> Aim of the task: Filter for the word "Perfect" and keep each matching line.

> Data entries for graphics:
---+---

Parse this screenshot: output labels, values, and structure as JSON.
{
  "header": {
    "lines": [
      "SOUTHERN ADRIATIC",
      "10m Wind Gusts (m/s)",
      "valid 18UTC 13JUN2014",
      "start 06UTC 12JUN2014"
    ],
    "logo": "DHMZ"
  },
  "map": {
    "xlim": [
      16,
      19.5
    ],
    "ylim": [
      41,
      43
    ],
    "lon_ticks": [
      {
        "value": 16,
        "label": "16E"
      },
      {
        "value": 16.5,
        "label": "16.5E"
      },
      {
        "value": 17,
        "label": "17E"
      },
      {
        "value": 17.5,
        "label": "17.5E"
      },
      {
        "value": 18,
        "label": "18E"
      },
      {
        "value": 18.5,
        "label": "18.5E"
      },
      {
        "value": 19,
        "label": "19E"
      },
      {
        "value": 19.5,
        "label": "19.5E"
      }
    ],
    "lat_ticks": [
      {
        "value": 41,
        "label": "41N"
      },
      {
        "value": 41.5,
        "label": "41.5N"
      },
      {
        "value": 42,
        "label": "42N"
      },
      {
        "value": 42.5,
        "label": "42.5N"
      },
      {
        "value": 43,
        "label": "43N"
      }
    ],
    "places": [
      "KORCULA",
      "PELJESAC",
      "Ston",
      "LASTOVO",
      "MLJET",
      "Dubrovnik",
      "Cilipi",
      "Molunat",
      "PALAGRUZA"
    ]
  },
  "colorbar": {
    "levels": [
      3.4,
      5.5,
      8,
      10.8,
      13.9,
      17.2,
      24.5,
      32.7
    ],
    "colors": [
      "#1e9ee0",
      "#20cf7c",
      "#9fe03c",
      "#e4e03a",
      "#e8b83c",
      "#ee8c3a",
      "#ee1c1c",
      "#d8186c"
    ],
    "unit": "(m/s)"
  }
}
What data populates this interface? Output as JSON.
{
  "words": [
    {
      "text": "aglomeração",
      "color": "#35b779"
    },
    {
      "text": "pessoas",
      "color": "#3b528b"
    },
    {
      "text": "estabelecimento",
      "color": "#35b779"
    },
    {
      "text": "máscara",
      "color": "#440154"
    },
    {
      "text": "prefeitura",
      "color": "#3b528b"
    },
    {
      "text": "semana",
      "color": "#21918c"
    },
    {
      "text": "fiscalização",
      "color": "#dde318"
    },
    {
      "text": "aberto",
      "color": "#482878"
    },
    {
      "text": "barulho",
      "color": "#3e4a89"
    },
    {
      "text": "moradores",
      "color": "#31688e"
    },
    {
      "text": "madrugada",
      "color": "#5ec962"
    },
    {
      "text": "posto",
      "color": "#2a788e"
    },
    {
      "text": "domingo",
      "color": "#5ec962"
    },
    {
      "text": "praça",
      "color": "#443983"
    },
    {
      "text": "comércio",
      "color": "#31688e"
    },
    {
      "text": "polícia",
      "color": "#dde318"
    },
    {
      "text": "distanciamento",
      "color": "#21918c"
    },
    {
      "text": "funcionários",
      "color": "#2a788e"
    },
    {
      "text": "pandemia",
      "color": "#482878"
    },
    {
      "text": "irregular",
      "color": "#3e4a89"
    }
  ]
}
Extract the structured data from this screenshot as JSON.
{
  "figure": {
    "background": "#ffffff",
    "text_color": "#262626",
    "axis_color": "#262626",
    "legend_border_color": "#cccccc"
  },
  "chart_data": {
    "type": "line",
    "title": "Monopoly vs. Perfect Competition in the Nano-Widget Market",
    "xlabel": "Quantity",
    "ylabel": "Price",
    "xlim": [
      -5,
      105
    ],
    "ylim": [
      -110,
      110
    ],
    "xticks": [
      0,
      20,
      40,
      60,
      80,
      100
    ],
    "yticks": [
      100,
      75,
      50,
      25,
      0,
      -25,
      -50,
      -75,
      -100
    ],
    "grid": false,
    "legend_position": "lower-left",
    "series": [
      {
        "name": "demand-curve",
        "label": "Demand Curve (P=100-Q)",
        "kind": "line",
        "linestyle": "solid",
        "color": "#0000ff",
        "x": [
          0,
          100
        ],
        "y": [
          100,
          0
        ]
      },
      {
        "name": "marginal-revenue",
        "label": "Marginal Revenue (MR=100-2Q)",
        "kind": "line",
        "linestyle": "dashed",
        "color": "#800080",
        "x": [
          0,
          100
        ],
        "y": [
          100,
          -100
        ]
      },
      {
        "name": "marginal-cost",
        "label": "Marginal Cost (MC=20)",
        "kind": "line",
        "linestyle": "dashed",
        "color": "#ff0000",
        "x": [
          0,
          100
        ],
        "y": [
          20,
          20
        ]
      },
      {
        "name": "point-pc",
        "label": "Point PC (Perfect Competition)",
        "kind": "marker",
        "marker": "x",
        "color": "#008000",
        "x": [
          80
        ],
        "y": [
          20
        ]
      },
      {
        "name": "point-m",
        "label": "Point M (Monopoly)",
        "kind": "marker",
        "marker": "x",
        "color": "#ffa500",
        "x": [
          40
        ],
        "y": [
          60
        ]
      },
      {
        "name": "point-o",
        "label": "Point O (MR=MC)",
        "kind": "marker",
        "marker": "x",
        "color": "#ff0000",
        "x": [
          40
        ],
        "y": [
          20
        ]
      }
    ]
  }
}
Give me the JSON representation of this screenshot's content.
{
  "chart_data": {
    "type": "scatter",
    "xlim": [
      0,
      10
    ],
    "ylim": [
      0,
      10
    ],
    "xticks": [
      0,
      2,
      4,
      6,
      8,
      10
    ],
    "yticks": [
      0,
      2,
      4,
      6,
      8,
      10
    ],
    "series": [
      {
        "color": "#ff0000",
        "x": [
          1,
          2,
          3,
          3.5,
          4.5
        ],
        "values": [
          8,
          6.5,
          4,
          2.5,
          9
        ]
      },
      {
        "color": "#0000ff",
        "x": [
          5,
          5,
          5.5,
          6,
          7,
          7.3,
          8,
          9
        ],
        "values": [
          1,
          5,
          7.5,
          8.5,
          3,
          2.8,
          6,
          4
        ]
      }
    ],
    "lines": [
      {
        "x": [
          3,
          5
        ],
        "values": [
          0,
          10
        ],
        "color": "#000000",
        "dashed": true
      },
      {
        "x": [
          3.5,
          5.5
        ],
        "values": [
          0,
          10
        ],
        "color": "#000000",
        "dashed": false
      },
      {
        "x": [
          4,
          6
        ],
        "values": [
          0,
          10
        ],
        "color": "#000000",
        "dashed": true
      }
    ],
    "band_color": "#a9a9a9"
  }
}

---+---

> Answer for the task:
    "title": "Monopoly vs. Perfect Competition in the Nano-Widget Market",
        "label": "Point PC (Perfect Competition)",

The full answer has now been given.